* _EXERCISE_: In your copy, leave out the pictures; write out all the data exactly.
## START STORED DATA
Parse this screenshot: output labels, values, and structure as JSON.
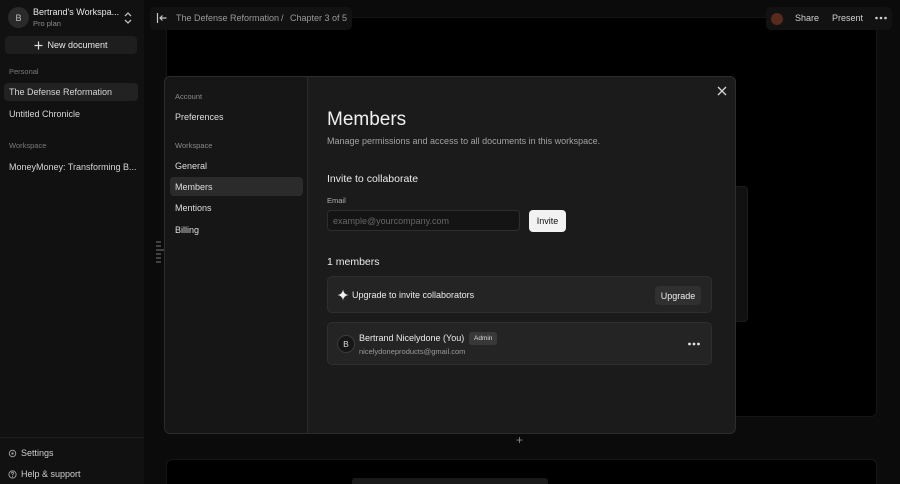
{
  "sidebar": {
    "workspace_avatar": "B",
    "workspace_name": "Bertrand's Workspa...",
    "workspace_plan": "Pro plan",
    "new_document": "New document",
    "section_personal": "Personal",
    "personal_items": [
      "The Defense Reformation",
      "Untitled Chronicle"
    ],
    "section_workspace": "Workspace",
    "workspace_items": [
      "MoneyMoney: Transforming B..."
    ],
    "settings": "Settings",
    "help": "Help & support"
  },
  "topbar": {
    "breadcrumb_doc": "The Defense Reformation",
    "breadcrumb_sep": "/",
    "breadcrumb_chapter": "Chapter 3 of 5",
    "share": "Share",
    "present": "Present"
  },
  "modal": {
    "nav_section_account": "Account",
    "nav_preferences": "Preferences",
    "nav_section_workspace": "Workspace",
    "nav_general": "General",
    "nav_members": "Members",
    "nav_mentions": "Mentions",
    "nav_billing": "Billing",
    "title": "Members",
    "subtitle": "Manage permissions and access to all documents in this workspace.",
    "invite_heading": "Invite to collaborate",
    "email_label": "Email",
    "email_placeholder": "example@yourcompany.com",
    "invite_button": "Invite",
    "members_count": "1 members",
    "upgrade_text": "Upgrade to invite collaborators",
    "upgrade_button": "Upgrade",
    "member": {
      "avatar": "B",
      "name": "Bertrand Nicelydone (You)",
      "role": "Admin",
      "email": "nicelydoneproducts@gmail.com"
    }
  },
  "icons": {
    "close": "close-icon",
    "sparkle": "sparkle-icon",
    "more": "more-horizontal-icon",
    "plus": "plus-icon",
    "settings": "gear-icon",
    "help": "help-icon",
    "collapse": "collapse-sidebar-icon",
    "chevron": "chevron-updown-icon"
  },
  "colors": {
    "background": "#0b0b0b",
    "modal": "#1b1b1b",
    "accent_button": "#f2f2f2"
  }
}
## END STORED DATA
* _THE RESPONSE_:
Parse this screenshot: output labels, values, and structure as JSON.
{
  "sidebar": {
    "workspace_avatar": "B",
    "workspace_name": "Bertrand's Workspa...",
    "workspace_plan": "Pro plan",
    "new_document": "New document",
    "section_personal": "Personal",
    "personal_items": [
      "The Defense Reformation",
      "Untitled Chronicle"
    ],
    "section_workspace": "Workspace",
    "workspace_items": [
      "MoneyMoney: Transforming B..."
    ],
    "settings": "Settings",
    "help": "Help & support"
  },
  "topbar": {
    "breadcrumb_doc": "The Defense Reformation",
    "breadcrumb_sep": "/",
    "breadcrumb_chapter": "Chapter 3 of 5",
    "share": "Share",
    "present": "Present"
  },
  "modal": {
    "nav_section_account": "Account",
    "nav_preferences": "Preferences",
    "nav_section_workspace": "Workspace",
    "nav_general": "General",
    "nav_members": "Members",
    "nav_mentions": "Mentions",
    "nav_billing": "Billing",
    "title": "Members",
    "subtitle": "Manage permissions and access to all documents in this workspace.",
    "invite_heading": "Invite to collaborate",
    "email_label": "Email",
    "email_placeholder": "example@yourcompany.com",
    "invite_button": "Invite",
    "members_count": "1 members",
    "upgrade_text": "Upgrade to invite collaborators",
    "upgrade_button": "Upgrade",
    "member": {
      "avatar": "B",
      "name": "Bertrand Nicelydone (You)",
      "role": "Admin",
      "email": "nicelydoneproducts@gmail.com"
    }
  },
  "icons": {
    "close": "close-icon",
    "sparkle": "sparkle-icon",
    "more": "more-horizontal-icon",
    "plus": "plus-icon",
    "settings": "gear-icon",
    "help": "help-icon",
    "collapse": "collapse-sidebar-icon",
    "chevron": "chevron-updown-icon"
  },
  "colors": {
    "background": "#0b0b0b",
    "modal": "#1b1b1b",
    "accent_button": "#f2f2f2"
  }
}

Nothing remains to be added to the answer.